Extract all lines that hold the string "structured".

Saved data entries
------------------------------------------------

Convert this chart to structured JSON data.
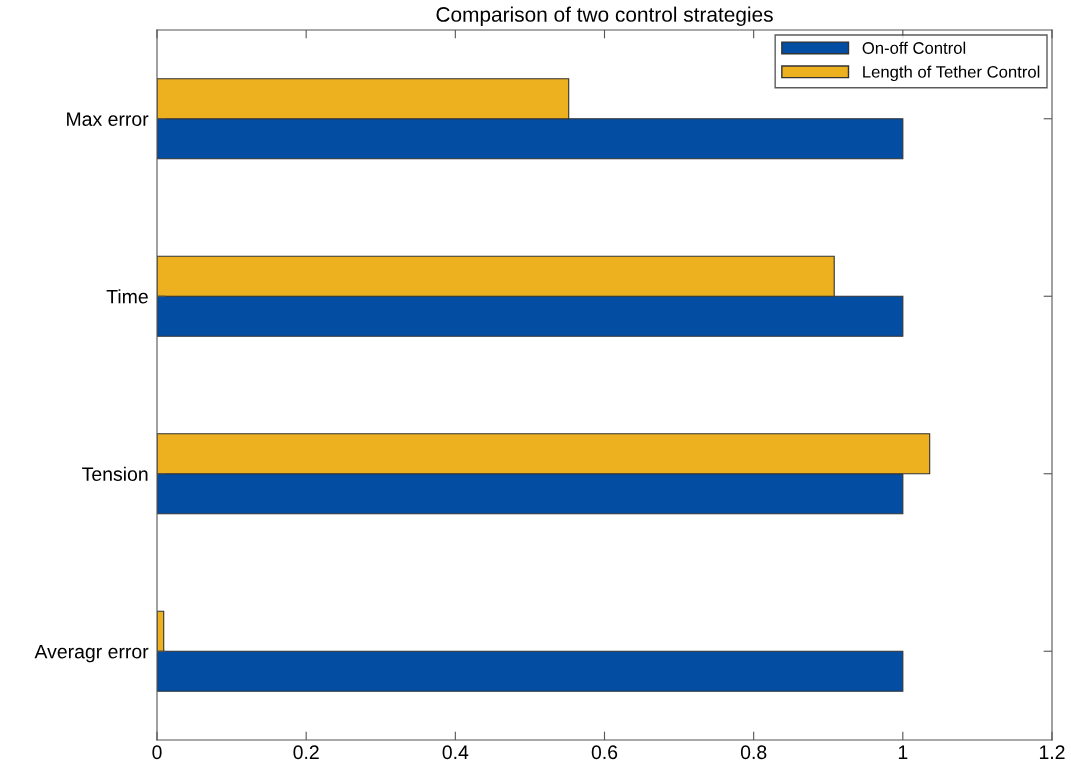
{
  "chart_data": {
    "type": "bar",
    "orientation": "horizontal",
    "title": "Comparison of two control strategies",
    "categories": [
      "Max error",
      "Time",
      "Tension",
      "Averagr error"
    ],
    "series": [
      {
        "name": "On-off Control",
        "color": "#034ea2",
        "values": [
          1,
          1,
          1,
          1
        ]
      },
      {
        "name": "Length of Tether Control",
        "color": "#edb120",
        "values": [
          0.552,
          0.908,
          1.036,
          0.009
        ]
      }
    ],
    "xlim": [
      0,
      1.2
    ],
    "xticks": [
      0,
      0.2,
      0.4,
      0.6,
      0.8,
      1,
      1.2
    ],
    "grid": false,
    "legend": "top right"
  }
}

------------------------------------------------

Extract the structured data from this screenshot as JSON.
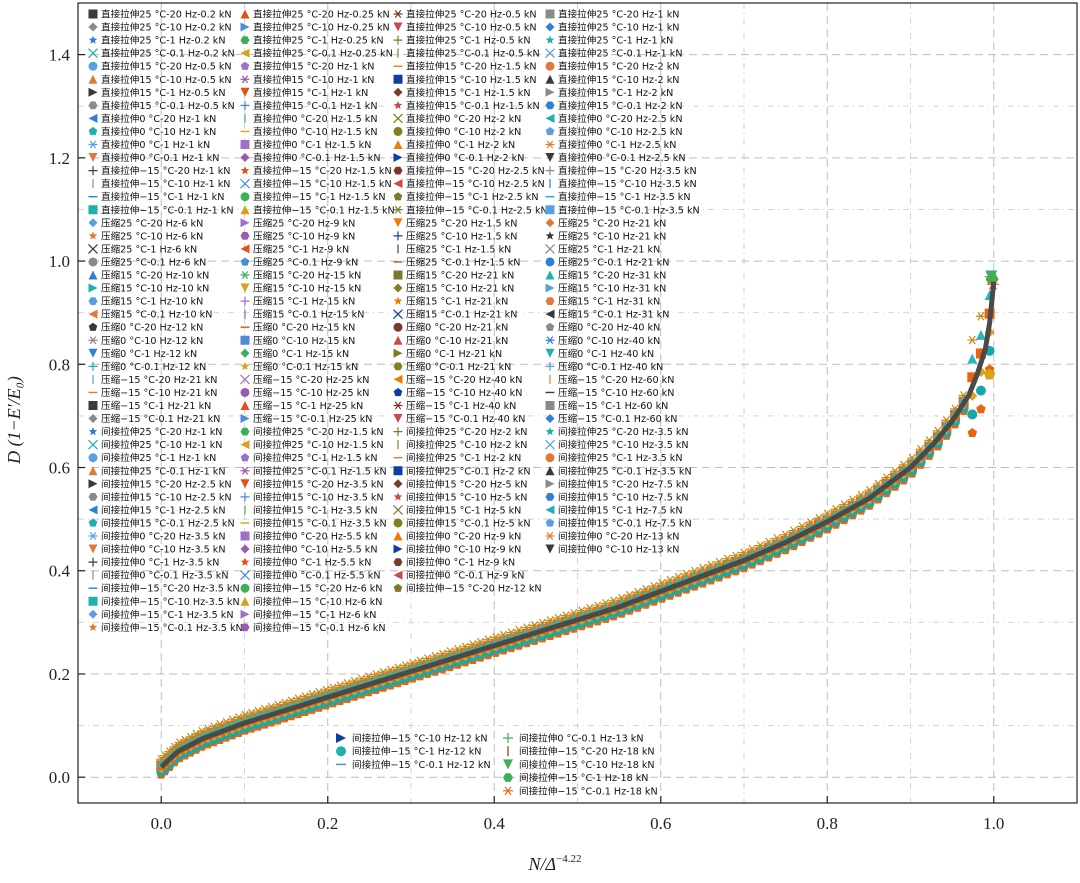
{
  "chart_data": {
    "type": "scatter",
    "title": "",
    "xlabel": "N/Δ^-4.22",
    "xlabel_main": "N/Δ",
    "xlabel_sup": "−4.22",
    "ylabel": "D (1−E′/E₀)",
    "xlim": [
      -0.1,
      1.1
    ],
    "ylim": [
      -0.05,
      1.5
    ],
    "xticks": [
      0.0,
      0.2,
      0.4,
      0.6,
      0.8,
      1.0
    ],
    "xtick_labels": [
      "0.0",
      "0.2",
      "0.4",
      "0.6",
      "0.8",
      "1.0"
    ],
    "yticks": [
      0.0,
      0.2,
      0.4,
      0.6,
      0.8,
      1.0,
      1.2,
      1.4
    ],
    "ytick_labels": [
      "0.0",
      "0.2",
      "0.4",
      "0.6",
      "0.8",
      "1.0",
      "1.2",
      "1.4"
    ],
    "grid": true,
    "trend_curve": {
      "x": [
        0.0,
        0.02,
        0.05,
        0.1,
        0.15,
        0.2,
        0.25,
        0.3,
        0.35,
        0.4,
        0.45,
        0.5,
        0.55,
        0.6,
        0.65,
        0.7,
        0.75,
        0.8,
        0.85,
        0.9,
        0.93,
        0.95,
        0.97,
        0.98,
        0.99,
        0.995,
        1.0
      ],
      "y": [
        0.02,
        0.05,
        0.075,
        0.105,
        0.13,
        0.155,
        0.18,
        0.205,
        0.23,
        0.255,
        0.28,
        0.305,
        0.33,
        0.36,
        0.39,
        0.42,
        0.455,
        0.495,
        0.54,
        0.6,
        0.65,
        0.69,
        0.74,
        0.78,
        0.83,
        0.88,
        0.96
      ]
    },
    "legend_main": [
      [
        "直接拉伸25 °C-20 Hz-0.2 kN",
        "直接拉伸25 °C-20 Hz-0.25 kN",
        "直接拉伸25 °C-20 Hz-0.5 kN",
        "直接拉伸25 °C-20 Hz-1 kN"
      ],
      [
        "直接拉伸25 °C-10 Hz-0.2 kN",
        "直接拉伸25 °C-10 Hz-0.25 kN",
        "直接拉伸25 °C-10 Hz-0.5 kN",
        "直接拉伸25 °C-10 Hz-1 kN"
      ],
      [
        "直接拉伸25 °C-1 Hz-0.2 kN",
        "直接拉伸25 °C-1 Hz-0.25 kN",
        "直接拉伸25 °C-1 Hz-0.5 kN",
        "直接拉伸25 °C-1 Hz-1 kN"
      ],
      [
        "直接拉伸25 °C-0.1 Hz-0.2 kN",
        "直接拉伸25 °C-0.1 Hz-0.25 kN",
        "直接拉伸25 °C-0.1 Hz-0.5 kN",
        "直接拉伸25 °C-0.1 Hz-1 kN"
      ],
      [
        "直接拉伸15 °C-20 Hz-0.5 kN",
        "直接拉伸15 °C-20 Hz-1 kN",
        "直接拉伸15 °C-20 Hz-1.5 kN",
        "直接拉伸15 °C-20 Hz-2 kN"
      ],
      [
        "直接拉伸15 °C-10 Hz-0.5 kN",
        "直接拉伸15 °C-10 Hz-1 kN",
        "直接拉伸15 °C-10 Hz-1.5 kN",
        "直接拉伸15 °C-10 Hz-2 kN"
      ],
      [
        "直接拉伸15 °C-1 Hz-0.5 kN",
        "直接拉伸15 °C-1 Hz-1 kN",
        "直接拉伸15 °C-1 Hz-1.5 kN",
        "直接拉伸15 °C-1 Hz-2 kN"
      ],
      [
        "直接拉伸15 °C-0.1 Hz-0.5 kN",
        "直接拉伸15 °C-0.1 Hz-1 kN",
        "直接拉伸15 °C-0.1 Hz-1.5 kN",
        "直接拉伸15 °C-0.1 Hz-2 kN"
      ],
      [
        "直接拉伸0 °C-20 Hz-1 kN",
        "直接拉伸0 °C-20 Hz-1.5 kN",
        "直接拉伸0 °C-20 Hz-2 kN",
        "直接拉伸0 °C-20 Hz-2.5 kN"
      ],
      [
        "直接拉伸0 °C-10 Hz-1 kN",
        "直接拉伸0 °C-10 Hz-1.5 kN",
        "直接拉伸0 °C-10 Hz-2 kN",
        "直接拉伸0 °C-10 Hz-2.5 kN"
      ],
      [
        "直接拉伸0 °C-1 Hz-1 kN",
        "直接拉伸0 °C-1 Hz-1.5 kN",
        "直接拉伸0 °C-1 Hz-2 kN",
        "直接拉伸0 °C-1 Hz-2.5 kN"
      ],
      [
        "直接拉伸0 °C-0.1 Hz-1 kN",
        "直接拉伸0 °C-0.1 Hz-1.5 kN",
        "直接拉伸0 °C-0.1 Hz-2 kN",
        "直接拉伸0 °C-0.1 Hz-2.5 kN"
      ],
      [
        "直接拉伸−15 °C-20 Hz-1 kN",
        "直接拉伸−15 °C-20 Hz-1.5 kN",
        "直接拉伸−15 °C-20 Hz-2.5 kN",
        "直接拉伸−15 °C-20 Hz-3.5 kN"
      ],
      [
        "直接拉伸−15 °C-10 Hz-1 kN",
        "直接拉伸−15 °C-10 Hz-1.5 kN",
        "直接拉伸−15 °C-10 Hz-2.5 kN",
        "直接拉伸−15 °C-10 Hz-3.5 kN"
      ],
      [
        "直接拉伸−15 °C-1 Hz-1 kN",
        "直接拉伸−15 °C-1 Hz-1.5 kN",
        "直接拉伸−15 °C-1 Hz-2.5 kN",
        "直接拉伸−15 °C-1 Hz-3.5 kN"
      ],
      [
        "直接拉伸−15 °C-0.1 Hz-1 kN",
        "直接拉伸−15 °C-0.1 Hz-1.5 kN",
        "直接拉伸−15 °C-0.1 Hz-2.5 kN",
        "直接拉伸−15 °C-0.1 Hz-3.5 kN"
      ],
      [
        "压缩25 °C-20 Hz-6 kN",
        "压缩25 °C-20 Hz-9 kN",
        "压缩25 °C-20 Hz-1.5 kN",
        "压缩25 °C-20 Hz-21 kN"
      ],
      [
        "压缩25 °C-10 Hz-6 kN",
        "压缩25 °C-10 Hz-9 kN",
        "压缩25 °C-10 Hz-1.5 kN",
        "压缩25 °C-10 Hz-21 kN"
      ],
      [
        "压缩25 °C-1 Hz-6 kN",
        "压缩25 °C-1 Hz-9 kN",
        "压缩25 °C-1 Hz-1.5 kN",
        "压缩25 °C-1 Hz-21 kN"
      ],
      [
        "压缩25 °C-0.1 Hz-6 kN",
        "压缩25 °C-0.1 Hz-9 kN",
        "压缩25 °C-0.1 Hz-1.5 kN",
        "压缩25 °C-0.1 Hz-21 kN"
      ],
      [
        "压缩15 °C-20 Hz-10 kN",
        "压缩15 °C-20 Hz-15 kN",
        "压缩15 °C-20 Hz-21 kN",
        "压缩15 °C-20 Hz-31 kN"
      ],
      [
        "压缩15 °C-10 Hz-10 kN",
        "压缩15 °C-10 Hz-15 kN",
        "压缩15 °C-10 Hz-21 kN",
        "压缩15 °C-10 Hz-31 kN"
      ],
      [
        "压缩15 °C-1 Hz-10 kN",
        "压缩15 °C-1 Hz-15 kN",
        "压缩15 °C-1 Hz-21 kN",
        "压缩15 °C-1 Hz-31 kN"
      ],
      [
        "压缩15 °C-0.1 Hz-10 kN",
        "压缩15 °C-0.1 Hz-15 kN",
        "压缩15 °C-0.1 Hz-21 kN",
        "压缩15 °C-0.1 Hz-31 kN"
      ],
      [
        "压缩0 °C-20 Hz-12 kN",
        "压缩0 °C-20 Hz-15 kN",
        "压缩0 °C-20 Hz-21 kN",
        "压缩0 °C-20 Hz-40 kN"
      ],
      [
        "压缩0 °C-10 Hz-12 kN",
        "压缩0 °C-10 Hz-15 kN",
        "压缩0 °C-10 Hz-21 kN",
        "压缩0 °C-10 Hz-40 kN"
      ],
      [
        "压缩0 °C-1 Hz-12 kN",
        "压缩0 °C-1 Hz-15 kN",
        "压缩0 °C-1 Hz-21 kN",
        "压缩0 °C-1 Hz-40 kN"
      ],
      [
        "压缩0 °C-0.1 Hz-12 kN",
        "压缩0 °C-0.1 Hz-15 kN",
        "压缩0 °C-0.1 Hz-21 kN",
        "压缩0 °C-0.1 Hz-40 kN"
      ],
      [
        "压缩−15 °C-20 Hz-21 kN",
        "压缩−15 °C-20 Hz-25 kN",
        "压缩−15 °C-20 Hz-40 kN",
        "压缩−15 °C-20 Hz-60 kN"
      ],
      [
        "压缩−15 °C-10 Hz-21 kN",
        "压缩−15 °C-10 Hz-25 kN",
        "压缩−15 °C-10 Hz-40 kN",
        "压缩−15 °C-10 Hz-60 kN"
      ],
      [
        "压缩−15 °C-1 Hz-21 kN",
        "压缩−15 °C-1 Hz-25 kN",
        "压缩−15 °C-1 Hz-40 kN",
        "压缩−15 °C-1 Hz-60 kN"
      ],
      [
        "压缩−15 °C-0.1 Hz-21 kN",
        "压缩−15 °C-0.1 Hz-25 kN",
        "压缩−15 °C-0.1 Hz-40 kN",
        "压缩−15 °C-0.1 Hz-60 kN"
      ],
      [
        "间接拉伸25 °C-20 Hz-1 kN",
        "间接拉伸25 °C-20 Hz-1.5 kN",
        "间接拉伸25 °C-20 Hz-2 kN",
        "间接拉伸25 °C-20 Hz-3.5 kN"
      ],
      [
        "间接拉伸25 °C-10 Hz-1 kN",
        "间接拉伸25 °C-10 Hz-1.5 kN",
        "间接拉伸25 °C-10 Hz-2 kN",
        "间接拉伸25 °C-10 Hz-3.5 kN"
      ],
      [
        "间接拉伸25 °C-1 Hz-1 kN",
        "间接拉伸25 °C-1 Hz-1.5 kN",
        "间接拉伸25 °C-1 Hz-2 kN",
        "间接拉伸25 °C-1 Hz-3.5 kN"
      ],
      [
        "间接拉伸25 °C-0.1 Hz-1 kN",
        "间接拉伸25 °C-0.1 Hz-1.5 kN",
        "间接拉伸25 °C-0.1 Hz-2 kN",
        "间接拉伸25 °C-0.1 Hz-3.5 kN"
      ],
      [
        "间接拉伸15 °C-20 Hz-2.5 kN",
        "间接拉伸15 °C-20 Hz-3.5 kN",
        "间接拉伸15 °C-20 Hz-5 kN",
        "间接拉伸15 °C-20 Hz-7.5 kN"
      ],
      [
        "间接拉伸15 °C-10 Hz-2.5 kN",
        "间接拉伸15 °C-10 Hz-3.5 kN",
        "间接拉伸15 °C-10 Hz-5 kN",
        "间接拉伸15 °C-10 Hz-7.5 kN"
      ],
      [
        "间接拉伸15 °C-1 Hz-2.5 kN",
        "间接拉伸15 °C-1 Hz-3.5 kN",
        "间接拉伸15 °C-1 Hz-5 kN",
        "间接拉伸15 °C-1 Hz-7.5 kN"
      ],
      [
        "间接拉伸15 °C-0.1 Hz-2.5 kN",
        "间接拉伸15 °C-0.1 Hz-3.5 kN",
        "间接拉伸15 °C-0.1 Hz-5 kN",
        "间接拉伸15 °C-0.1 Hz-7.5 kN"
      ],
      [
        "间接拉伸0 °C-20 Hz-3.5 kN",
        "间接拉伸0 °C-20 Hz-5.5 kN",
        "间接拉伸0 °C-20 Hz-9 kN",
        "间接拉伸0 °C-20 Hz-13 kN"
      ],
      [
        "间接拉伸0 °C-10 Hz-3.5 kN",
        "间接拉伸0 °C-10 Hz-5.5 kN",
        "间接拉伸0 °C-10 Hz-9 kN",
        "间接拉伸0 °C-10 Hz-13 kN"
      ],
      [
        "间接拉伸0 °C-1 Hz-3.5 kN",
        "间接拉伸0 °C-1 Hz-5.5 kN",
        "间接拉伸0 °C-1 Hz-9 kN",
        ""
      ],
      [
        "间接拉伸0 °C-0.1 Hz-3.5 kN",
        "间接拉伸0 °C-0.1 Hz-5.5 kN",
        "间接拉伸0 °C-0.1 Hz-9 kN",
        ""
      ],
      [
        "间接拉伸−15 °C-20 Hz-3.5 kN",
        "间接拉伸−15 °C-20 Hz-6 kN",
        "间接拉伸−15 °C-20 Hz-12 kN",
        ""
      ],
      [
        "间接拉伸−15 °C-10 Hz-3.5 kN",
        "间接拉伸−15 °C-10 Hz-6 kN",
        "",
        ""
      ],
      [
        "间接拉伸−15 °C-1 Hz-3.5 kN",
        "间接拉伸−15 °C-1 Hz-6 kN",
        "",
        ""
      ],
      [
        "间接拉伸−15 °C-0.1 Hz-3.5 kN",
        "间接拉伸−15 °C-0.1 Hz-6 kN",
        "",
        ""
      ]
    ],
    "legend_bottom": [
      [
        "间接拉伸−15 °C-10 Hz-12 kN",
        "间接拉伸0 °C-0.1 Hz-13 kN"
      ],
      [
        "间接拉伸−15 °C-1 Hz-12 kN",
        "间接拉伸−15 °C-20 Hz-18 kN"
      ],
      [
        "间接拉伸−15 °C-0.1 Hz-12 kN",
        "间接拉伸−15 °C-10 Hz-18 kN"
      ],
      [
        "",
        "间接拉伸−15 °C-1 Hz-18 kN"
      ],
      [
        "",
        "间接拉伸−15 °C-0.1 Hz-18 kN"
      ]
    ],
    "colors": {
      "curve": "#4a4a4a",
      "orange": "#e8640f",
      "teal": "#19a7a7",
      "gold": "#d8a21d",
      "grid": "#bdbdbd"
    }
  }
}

------------------------------------------------

**TASK ANSWER**
Convert this chart to structured JSON data.
Extract the structured data from this screenshot as JSON.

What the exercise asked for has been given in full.